§ REQUIREMENT:
Read the entries below and pull out each line with the string "Cable".

§ TASK INPUT:
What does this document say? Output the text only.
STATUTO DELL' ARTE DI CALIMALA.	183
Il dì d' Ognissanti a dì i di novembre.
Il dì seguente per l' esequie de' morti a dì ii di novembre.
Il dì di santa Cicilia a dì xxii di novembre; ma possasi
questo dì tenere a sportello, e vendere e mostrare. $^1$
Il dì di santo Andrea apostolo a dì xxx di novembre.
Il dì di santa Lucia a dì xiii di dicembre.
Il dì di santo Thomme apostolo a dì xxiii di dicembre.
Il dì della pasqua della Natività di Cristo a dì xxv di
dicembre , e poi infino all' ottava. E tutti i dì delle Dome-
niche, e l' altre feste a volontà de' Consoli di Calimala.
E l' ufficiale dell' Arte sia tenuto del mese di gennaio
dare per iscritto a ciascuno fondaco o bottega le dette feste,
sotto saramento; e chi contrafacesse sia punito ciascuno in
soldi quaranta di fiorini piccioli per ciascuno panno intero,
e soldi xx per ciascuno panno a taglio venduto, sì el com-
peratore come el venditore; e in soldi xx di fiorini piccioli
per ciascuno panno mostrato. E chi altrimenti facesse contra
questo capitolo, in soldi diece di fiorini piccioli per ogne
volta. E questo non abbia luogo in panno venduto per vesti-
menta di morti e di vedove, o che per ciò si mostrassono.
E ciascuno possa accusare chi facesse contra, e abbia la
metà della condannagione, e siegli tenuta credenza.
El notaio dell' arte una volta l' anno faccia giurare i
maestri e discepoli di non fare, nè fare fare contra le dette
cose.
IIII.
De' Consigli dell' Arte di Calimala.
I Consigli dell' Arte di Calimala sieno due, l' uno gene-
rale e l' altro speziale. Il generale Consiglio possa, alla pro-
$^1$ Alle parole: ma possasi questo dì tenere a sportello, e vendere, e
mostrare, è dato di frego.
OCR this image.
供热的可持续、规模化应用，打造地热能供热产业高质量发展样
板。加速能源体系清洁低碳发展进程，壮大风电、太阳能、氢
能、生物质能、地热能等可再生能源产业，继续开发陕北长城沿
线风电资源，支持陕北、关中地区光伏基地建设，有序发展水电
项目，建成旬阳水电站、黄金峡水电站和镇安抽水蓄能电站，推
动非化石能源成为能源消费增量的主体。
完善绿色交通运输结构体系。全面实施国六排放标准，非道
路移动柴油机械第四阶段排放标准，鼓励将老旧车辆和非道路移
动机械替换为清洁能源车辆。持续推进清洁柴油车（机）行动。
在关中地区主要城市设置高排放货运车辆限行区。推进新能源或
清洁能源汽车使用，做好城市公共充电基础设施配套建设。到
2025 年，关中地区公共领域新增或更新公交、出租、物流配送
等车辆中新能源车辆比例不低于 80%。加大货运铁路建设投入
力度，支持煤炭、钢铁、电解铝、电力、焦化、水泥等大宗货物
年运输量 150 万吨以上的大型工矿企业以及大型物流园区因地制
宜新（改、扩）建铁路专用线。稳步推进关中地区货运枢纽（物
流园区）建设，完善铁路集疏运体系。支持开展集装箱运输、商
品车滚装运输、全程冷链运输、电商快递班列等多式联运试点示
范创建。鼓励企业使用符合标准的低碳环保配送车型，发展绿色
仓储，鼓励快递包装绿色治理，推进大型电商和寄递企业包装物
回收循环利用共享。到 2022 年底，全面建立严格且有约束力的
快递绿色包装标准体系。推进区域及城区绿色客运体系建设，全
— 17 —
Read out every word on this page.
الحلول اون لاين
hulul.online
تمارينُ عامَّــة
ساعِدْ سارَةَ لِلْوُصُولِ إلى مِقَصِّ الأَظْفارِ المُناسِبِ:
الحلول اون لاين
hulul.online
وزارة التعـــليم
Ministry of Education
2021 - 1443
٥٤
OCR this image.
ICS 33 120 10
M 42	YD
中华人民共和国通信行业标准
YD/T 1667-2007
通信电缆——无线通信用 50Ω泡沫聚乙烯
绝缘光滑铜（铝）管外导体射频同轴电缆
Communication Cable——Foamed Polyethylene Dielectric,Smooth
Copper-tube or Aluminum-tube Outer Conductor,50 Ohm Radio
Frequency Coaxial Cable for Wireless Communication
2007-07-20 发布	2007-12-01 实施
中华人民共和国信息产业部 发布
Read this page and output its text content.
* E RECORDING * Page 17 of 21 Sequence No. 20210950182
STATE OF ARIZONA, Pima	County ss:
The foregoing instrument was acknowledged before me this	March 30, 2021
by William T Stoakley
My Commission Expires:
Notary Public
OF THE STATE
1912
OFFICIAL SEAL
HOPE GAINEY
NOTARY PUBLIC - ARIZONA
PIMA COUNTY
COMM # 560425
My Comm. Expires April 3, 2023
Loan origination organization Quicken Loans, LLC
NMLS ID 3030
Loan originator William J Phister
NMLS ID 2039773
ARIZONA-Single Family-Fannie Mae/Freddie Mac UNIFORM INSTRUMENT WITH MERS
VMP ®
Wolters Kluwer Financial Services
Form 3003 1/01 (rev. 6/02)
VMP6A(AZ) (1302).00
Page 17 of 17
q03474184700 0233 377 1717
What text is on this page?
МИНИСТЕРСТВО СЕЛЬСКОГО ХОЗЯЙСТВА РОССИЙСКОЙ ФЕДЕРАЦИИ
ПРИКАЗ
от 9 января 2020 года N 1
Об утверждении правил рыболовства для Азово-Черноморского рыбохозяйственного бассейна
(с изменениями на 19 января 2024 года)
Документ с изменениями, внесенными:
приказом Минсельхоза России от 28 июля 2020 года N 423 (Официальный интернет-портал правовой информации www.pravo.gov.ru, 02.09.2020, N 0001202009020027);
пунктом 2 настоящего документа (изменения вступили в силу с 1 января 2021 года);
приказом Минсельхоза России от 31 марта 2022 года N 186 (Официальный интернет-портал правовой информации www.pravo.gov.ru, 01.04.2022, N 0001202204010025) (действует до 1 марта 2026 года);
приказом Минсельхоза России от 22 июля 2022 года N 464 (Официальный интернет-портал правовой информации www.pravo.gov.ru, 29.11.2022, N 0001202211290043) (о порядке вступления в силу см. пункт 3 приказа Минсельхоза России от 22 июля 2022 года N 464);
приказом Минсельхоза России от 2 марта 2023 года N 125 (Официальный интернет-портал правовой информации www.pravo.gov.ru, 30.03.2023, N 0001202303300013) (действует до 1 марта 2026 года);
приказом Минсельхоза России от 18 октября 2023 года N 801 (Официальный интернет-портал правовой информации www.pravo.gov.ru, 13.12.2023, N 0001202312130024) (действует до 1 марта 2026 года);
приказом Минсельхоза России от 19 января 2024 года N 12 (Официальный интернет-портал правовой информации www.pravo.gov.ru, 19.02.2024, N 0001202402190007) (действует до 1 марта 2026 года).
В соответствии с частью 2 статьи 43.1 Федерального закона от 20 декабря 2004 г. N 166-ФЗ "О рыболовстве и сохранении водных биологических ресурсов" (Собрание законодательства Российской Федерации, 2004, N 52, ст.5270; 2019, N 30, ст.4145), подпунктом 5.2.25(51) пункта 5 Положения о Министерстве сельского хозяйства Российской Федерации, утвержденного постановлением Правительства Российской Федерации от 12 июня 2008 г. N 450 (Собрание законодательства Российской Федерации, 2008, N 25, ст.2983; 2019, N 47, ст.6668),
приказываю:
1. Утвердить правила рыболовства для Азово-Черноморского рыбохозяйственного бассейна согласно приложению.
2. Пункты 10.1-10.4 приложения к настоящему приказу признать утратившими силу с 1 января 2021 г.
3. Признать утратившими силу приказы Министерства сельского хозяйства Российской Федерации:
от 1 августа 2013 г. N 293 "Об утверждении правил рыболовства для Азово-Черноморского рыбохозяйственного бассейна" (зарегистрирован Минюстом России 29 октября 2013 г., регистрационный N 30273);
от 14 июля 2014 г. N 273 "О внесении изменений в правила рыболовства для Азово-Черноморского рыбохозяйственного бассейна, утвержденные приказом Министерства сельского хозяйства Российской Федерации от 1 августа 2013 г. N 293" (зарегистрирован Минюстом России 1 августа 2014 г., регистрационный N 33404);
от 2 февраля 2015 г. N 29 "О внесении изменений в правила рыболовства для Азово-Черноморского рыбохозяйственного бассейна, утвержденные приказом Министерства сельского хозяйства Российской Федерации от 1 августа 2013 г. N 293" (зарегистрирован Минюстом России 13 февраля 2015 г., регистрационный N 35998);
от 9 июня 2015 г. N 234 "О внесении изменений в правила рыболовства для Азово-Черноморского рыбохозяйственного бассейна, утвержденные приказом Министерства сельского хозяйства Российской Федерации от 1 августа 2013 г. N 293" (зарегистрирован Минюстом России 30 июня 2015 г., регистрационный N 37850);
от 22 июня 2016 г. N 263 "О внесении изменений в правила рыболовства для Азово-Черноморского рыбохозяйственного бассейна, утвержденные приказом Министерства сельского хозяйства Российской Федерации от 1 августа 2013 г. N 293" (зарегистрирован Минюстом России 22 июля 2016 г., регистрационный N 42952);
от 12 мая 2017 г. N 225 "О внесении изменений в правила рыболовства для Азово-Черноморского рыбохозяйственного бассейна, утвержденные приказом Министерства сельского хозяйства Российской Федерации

§ TASK ANSWER:
Communication Cable——Foamed Polyethylene Dielectric,Smooth
Frequency Coaxial Cable for Wireless Communication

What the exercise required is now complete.